Data items:
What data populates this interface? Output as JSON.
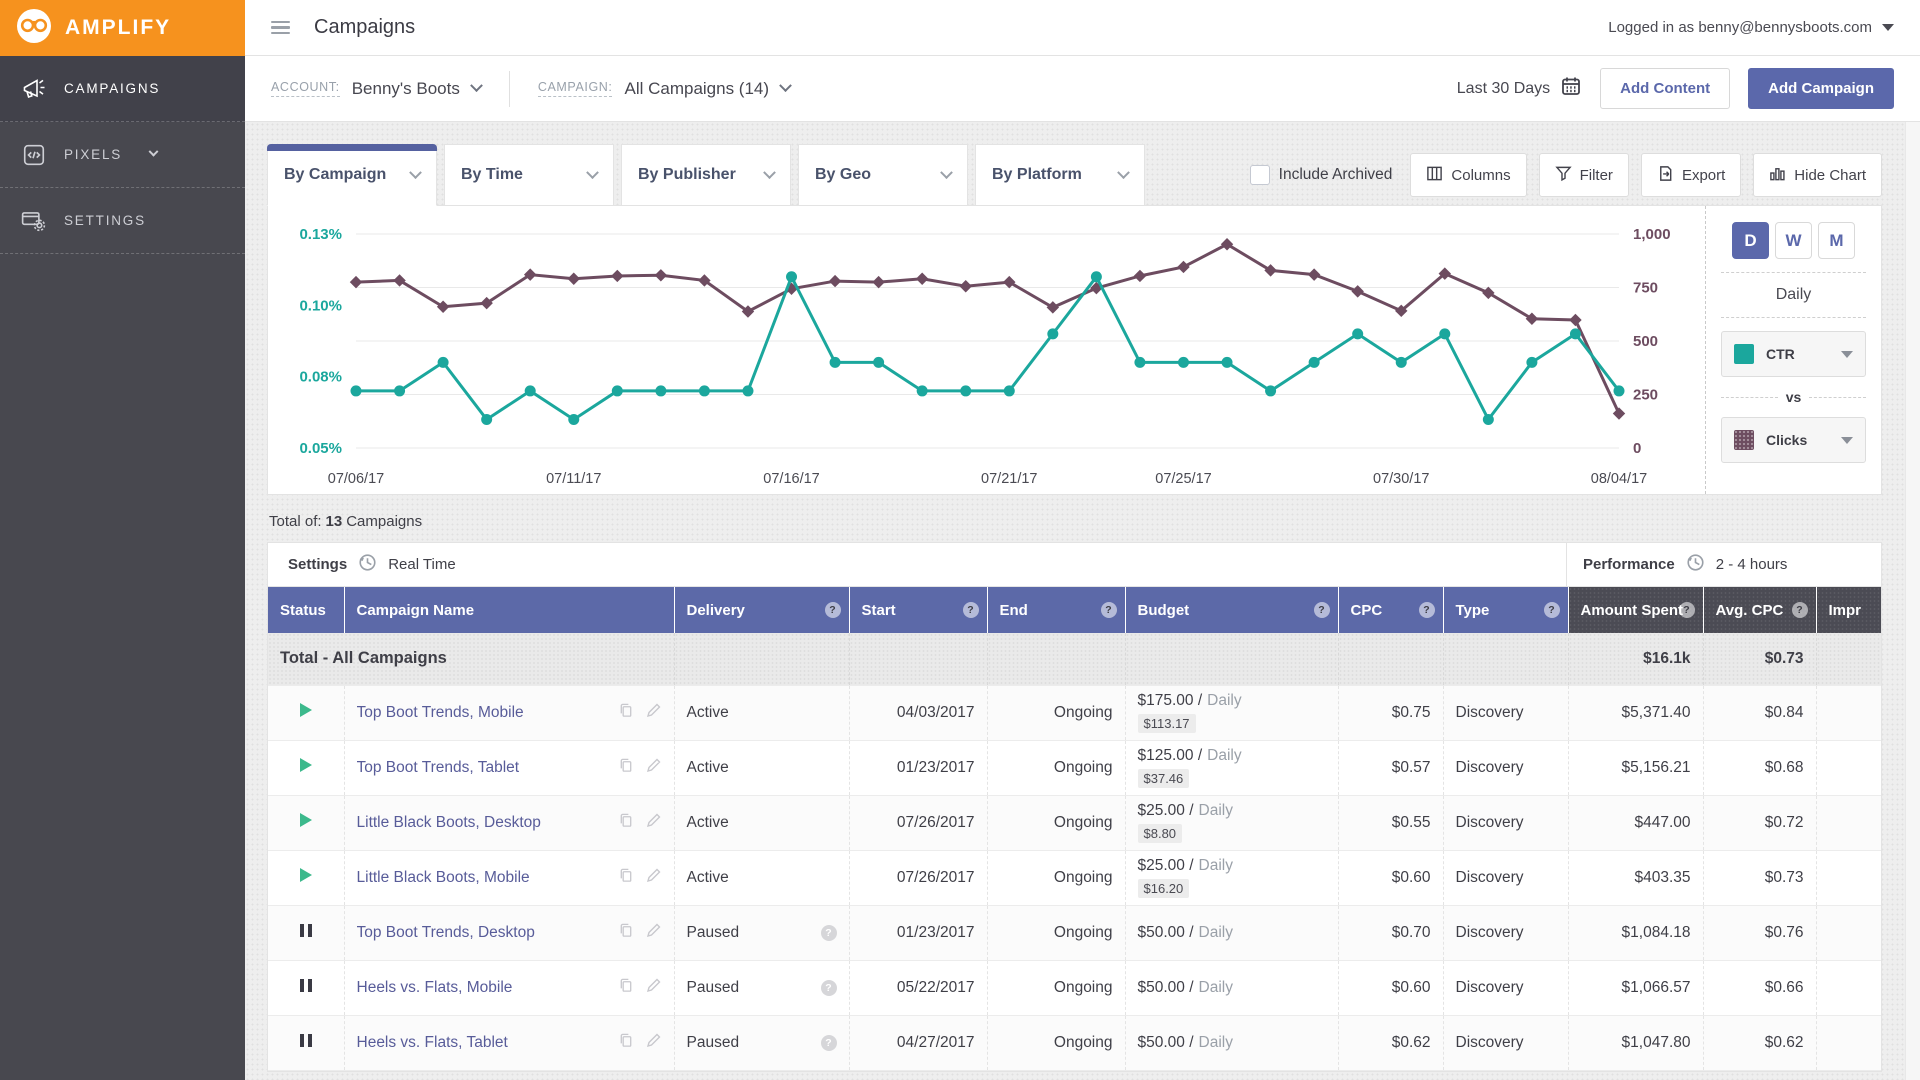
{
  "app": {
    "brand": "AMPLIFY",
    "page_title": "Campaigns",
    "logged_in_text": "Logged in as benny@bennysboots.com"
  },
  "colors": {
    "accent_purple": "#5c69a8",
    "teal": "#1ba79d",
    "maroon": "#6d4c60",
    "orange": "#f6921e",
    "green_play": "#3cb98c",
    "dark_header": "#4b4b54"
  },
  "sidebar": {
    "items": [
      {
        "label": "CAMPAIGNS",
        "icon": "megaphone-icon",
        "active": true,
        "chevron": false
      },
      {
        "label": "PIXELS",
        "icon": "pixels-code-icon",
        "active": false,
        "chevron": true
      },
      {
        "label": "SETTINGS",
        "icon": "billing-gear-icon",
        "active": false,
        "chevron": false
      }
    ]
  },
  "toolbar": {
    "account_label": "ACCOUNT:",
    "account_value": "Benny's Boots",
    "campaign_label": "CAMPAIGN:",
    "campaign_value": "All Campaigns (14)",
    "date_range": "Last 30 Days",
    "add_content_label": "Add Content",
    "add_campaign_label": "Add Campaign"
  },
  "tabs": [
    {
      "label": "By Campaign",
      "active": true
    },
    {
      "label": "By Time",
      "active": false
    },
    {
      "label": "By Publisher",
      "active": false
    },
    {
      "label": "By Geo",
      "active": false
    },
    {
      "label": "By Platform",
      "active": false
    }
  ],
  "controls": {
    "include_archived_label": "Include Archived",
    "include_archived_checked": false,
    "columns_label": "Columns",
    "filter_label": "Filter",
    "export_label": "Export",
    "hide_chart_label": "Hide Chart"
  },
  "chart_controls": {
    "granularity": [
      "D",
      "W",
      "M"
    ],
    "selected": "D",
    "granularity_label": "Daily",
    "metric1": "CTR",
    "vs_label": "vs",
    "metric2": "Clicks"
  },
  "chart_data": {
    "type": "line",
    "x": [
      "07/06/17",
      "07/07/17",
      "07/08/17",
      "07/09/17",
      "07/10/17",
      "07/11/17",
      "07/12/17",
      "07/13/17",
      "07/14/17",
      "07/15/17",
      "07/16/17",
      "07/17/17",
      "07/18/17",
      "07/19/17",
      "07/20/17",
      "07/21/17",
      "07/22/17",
      "07/23/17",
      "07/24/17",
      "07/25/17",
      "07/26/17",
      "07/27/17",
      "07/28/17",
      "07/29/17",
      "07/30/17",
      "07/31/17",
      "08/01/17",
      "08/02/17",
      "08/03/17",
      "08/04/17"
    ],
    "x_tick_labels": [
      "07/06/17",
      "07/11/17",
      "07/16/17",
      "07/21/17",
      "07/25/17",
      "07/30/17",
      "08/04/17"
    ],
    "x_tick_indices": [
      0,
      5,
      10,
      15,
      19,
      24,
      29
    ],
    "series": [
      {
        "name": "CTR",
        "axis": "left",
        "marker": "circle",
        "color": "#1ba79d",
        "values": [
          0.074,
          0.074,
          0.084,
          0.062,
          0.074,
          0.062,
          0.074,
          0.074,
          0.074,
          0.074,
          0.112,
          0.084,
          0.084,
          0.074,
          0.074,
          0.074,
          0.092,
          0.112,
          0.084,
          0.084,
          0.084,
          0.074,
          0.084,
          0.092,
          0.084,
          0.092,
          0.062,
          0.084,
          0.092,
          0.074
        ]
      },
      {
        "name": "Clicks",
        "axis": "right",
        "marker": "diamond",
        "color": "#6d4c60",
        "values": [
          775,
          783,
          660,
          677,
          810,
          791,
          804,
          807,
          783,
          638,
          744,
          780,
          775,
          791,
          756,
          775,
          657,
          747,
          804,
          846,
          952,
          830,
          810,
          732,
          641,
          815,
          725,
          604,
          598,
          161
        ]
      }
    ],
    "left_axis": {
      "tick_labels": [
        "0.13%",
        "0.10%",
        "0.08%",
        "0.05%"
      ],
      "tick_values": [
        0.13,
        0.1,
        0.08,
        0.05
      ],
      "unit": "%"
    },
    "right_axis": {
      "tick_labels": [
        "1,000",
        "750",
        "500",
        "250",
        "0"
      ],
      "range": [
        0,
        1000
      ]
    },
    "grid": true,
    "legend_position": "right-panel"
  },
  "table": {
    "total_line": {
      "prefix": "Total of:",
      "count": "13",
      "suffix": "Campaigns"
    },
    "settings_label": "Settings",
    "realtime_label": "Real Time",
    "performance_label": "Performance",
    "performance_delay": "2 - 4 hours",
    "columns": [
      {
        "label": "Status",
        "help": false,
        "dark": false
      },
      {
        "label": "Campaign Name",
        "help": false,
        "dark": false
      },
      {
        "label": "Delivery",
        "help": true,
        "dark": false
      },
      {
        "label": "Start",
        "help": true,
        "dark": false
      },
      {
        "label": "End",
        "help": true,
        "dark": false
      },
      {
        "label": "Budget",
        "help": true,
        "dark": false
      },
      {
        "label": "CPC",
        "help": true,
        "dark": false
      },
      {
        "label": "Type",
        "help": true,
        "dark": false
      },
      {
        "label": "Amount Spent",
        "help": true,
        "dark": true
      },
      {
        "label": "Avg. CPC",
        "help": true,
        "dark": true
      },
      {
        "label": "Impr",
        "help": false,
        "dark": true
      }
    ],
    "total_row": {
      "label": "Total - All Campaigns",
      "amount_spent": "$16.1k",
      "avg_cpc": "$0.73"
    },
    "rows": [
      {
        "status": "active",
        "name": "Top Boot Trends, Mobile",
        "delivery": "Active",
        "delivery_help": false,
        "start": "04/03/2017",
        "end": "Ongoing",
        "budget": "$175.00 /",
        "budget_period": "Daily",
        "budget_spent": "$113.17",
        "cpc": "$0.75",
        "type": "Discovery",
        "amount_spent": "$5,371.40",
        "avg_cpc": "$0.84"
      },
      {
        "status": "active",
        "name": "Top Boot Trends, Tablet",
        "delivery": "Active",
        "delivery_help": false,
        "start": "01/23/2017",
        "end": "Ongoing",
        "budget": "$125.00 /",
        "budget_period": "Daily",
        "budget_spent": "$37.46",
        "cpc": "$0.57",
        "type": "Discovery",
        "amount_spent": "$5,156.21",
        "avg_cpc": "$0.68"
      },
      {
        "status": "active",
        "name": "Little Black Boots, Desktop",
        "delivery": "Active",
        "delivery_help": false,
        "start": "07/26/2017",
        "end": "Ongoing",
        "budget": "$25.00 /",
        "budget_period": "Daily",
        "budget_spent": "$8.80",
        "cpc": "$0.55",
        "type": "Discovery",
        "amount_spent": "$447.00",
        "avg_cpc": "$0.72"
      },
      {
        "status": "active",
        "name": "Little Black Boots, Mobile",
        "delivery": "Active",
        "delivery_help": false,
        "start": "07/26/2017",
        "end": "Ongoing",
        "budget": "$25.00 /",
        "budget_period": "Daily",
        "budget_spent": "$16.20",
        "cpc": "$0.60",
        "type": "Discovery",
        "amount_spent": "$403.35",
        "avg_cpc": "$0.73"
      },
      {
        "status": "paused",
        "name": "Top Boot Trends, Desktop",
        "delivery": "Paused",
        "delivery_help": true,
        "start": "01/23/2017",
        "end": "Ongoing",
        "budget": "$50.00 /",
        "budget_period": "Daily",
        "budget_spent": "",
        "cpc": "$0.70",
        "type": "Discovery",
        "amount_spent": "$1,084.18",
        "avg_cpc": "$0.76"
      },
      {
        "status": "paused",
        "name": "Heels vs. Flats, Mobile",
        "delivery": "Paused",
        "delivery_help": true,
        "start": "05/22/2017",
        "end": "Ongoing",
        "budget": "$50.00 /",
        "budget_period": "Daily",
        "budget_spent": "",
        "cpc": "$0.60",
        "type": "Discovery",
        "amount_spent": "$1,066.57",
        "avg_cpc": "$0.66"
      },
      {
        "status": "paused",
        "name": "Heels vs. Flats, Tablet",
        "delivery": "Paused",
        "delivery_help": true,
        "start": "04/27/2017",
        "end": "Ongoing",
        "budget": "$50.00 /",
        "budget_period": "Daily",
        "budget_spent": "",
        "cpc": "$0.62",
        "type": "Discovery",
        "amount_spent": "$1,047.80",
        "avg_cpc": "$0.62"
      }
    ]
  }
}
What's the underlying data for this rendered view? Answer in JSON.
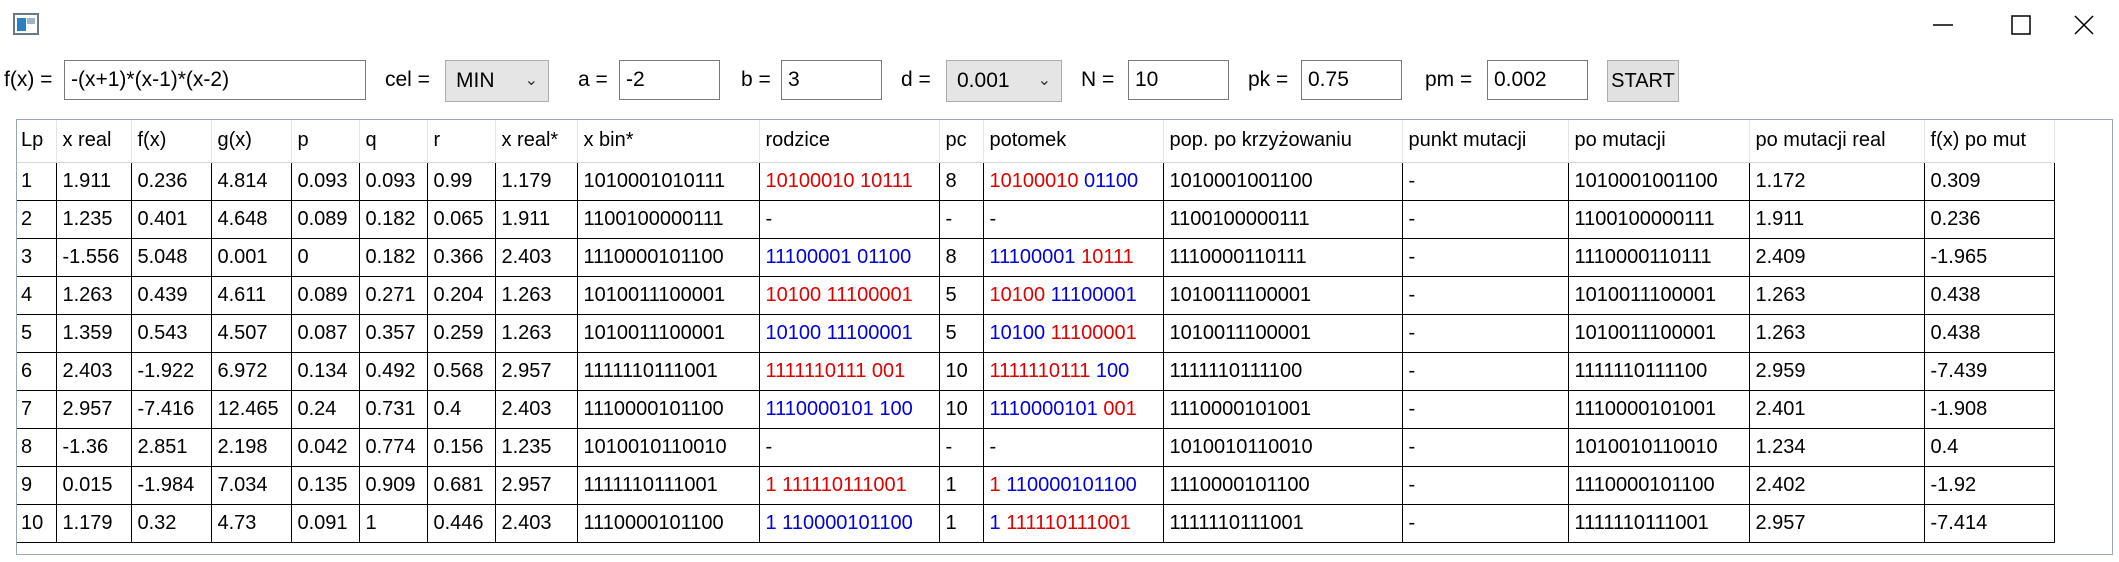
{
  "window": {
    "icon": "app-window-icon",
    "controls": {
      "minimize_icon": "minimize-icon",
      "maximize_icon": "maximize-icon",
      "close_icon": "close-icon"
    }
  },
  "params": {
    "fx_label": "f(x) =",
    "fx_value": "-(x+1)*(x-1)*(x-2)",
    "cel_label": "cel =",
    "cel_value": "MIN",
    "a_label": "a =",
    "a_value": "-2",
    "b_label": "b =",
    "b_value": "3",
    "d_label": "d =",
    "d_value": "0.001",
    "n_label": "N =",
    "n_value": "10",
    "pk_label": "pk =",
    "pk_value": "0.75",
    "pm_label": "pm =",
    "pm_value": "0.002",
    "start_label": "START"
  },
  "table": {
    "headers": [
      "Lp",
      "x real",
      "f(x)",
      "g(x)",
      "p",
      "q",
      "r",
      "x real*",
      "x bin*",
      "rodzice",
      "pc",
      "potomek",
      "pop. po krzyżowaniu",
      "punkt mutacji",
      "po mutacji",
      "po mutacji real",
      "f(x) po mut"
    ],
    "rows": [
      {
        "lp": "1",
        "xreal": "1.911",
        "fx": "0.236",
        "gx": "4.814",
        "p": "0.093",
        "q": "0.093",
        "r": "0.99",
        "xreal_s": "1.179",
        "xbin_s": "1010001010111",
        "rodzice": [
          {
            "t": "10100010 10111",
            "c": "red"
          }
        ],
        "pc": "8",
        "potomek": [
          {
            "t": "10100010 ",
            "c": "red"
          },
          {
            "t": "01100",
            "c": "blue"
          }
        ],
        "pop": "1010001001100",
        "pm": "-",
        "pomut": "1010001001100",
        "pomutreal": "1.172",
        "fxpomut": "0.309"
      },
      {
        "lp": "2",
        "xreal": "1.235",
        "fx": "0.401",
        "gx": "4.648",
        "p": "0.089",
        "q": "0.182",
        "r": "0.065",
        "xreal_s": "1.911",
        "xbin_s": "1100100000111",
        "rodzice": [
          {
            "t": "-",
            "c": "black"
          }
        ],
        "pc": "-",
        "potomek": [
          {
            "t": "-",
            "c": "black"
          }
        ],
        "pop": "1100100000111",
        "pm": "-",
        "pomut": "1100100000111",
        "pomutreal": "1.911",
        "fxpomut": "0.236"
      },
      {
        "lp": "3",
        "xreal": "-1.556",
        "fx": "5.048",
        "gx": "0.001",
        "p": "0",
        "q": "0.182",
        "r": "0.366",
        "xreal_s": "2.403",
        "xbin_s": "1110000101100",
        "rodzice": [
          {
            "t": "11100001 01100",
            "c": "blue"
          }
        ],
        "pc": "8",
        "potomek": [
          {
            "t": "11100001 ",
            "c": "blue"
          },
          {
            "t": "10111",
            "c": "red"
          }
        ],
        "pop": "1110000110111",
        "pm": "-",
        "pomut": "1110000110111",
        "pomutreal": "2.409",
        "fxpomut": "-1.965"
      },
      {
        "lp": "4",
        "xreal": "1.263",
        "fx": "0.439",
        "gx": "4.611",
        "p": "0.089",
        "q": "0.271",
        "r": "0.204",
        "xreal_s": "1.263",
        "xbin_s": "1010011100001",
        "rodzice": [
          {
            "t": "10100 11100001",
            "c": "red"
          }
        ],
        "pc": "5",
        "potomek": [
          {
            "t": "10100 ",
            "c": "red"
          },
          {
            "t": "11100001",
            "c": "blue"
          }
        ],
        "pop": "1010011100001",
        "pm": "-",
        "pomut": "1010011100001",
        "pomutreal": "1.263",
        "fxpomut": "0.438"
      },
      {
        "lp": "5",
        "xreal": "1.359",
        "fx": "0.543",
        "gx": "4.507",
        "p": "0.087",
        "q": "0.357",
        "r": "0.259",
        "xreal_s": "1.263",
        "xbin_s": "1010011100001",
        "rodzice": [
          {
            "t": "10100 11100001",
            "c": "blue"
          }
        ],
        "pc": "5",
        "potomek": [
          {
            "t": "10100 ",
            "c": "blue"
          },
          {
            "t": "11100001",
            "c": "red"
          }
        ],
        "pop": "1010011100001",
        "pm": "-",
        "pomut": "1010011100001",
        "pomutreal": "1.263",
        "fxpomut": "0.438"
      },
      {
        "lp": "6",
        "xreal": "2.403",
        "fx": "-1.922",
        "gx": "6.972",
        "p": "0.134",
        "q": "0.492",
        "r": "0.568",
        "xreal_s": "2.957",
        "xbin_s": "1111110111001",
        "rodzice": [
          {
            "t": "1111110111 001",
            "c": "red"
          }
        ],
        "pc": "10",
        "potomek": [
          {
            "t": "1111110111 ",
            "c": "red"
          },
          {
            "t": "100",
            "c": "blue"
          }
        ],
        "pop": "1111110111100",
        "pm": "-",
        "pomut": "1111110111100",
        "pomutreal": "2.959",
        "fxpomut": "-7.439"
      },
      {
        "lp": "7",
        "xreal": "2.957",
        "fx": "-7.416",
        "gx": "12.465",
        "p": "0.24",
        "q": "0.731",
        "r": "0.4",
        "xreal_s": "2.403",
        "xbin_s": "1110000101100",
        "rodzice": [
          {
            "t": "1110000101 100",
            "c": "blue"
          }
        ],
        "pc": "10",
        "potomek": [
          {
            "t": "1110000101 ",
            "c": "blue"
          },
          {
            "t": "001",
            "c": "red"
          }
        ],
        "pop": "1110000101001",
        "pm": "-",
        "pomut": "1110000101001",
        "pomutreal": "2.401",
        "fxpomut": "-1.908"
      },
      {
        "lp": "8",
        "xreal": "-1.36",
        "fx": "2.851",
        "gx": "2.198",
        "p": "0.042",
        "q": "0.774",
        "r": "0.156",
        "xreal_s": "1.235",
        "xbin_s": "1010010110010",
        "rodzice": [
          {
            "t": "-",
            "c": "black"
          }
        ],
        "pc": "-",
        "potomek": [
          {
            "t": "-",
            "c": "black"
          }
        ],
        "pop": "1010010110010",
        "pm": "-",
        "pomut": "1010010110010",
        "pomutreal": "1.234",
        "fxpomut": "0.4"
      },
      {
        "lp": "9",
        "xreal": "0.015",
        "fx": "-1.984",
        "gx": "7.034",
        "p": "0.135",
        "q": "0.909",
        "r": "0.681",
        "xreal_s": "2.957",
        "xbin_s": "1111110111001",
        "rodzice": [
          {
            "t": "1 111110111001",
            "c": "red"
          }
        ],
        "pc": "1",
        "potomek": [
          {
            "t": "1 ",
            "c": "red"
          },
          {
            "t": "110000101100",
            "c": "blue"
          }
        ],
        "pop": "1110000101100",
        "pm": "-",
        "pomut": "1110000101100",
        "pomutreal": "2.402",
        "fxpomut": "-1.92"
      },
      {
        "lp": "10",
        "xreal": "1.179",
        "fx": "0.32",
        "gx": "4.73",
        "p": "0.091",
        "q": "1",
        "r": "0.446",
        "xreal_s": "2.403",
        "xbin_s": "1110000101100",
        "rodzice": [
          {
            "t": "1 110000101100",
            "c": "blue"
          }
        ],
        "pc": "1",
        "potomek": [
          {
            "t": "1 ",
            "c": "blue"
          },
          {
            "t": "111110111001",
            "c": "red"
          }
        ],
        "pop": "1111110111001",
        "pm": "-",
        "pomut": "1111110111001",
        "pomutreal": "2.957",
        "fxpomut": "-7.414"
      }
    ]
  },
  "colors": {
    "red": "#e00000",
    "blue": "#0000e0"
  }
}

• [WHAT THIS TASK INVOLVES] Of the lines in this listing, how many contain "Time"? Reply with the number and nothing more.

• [REPLY] 2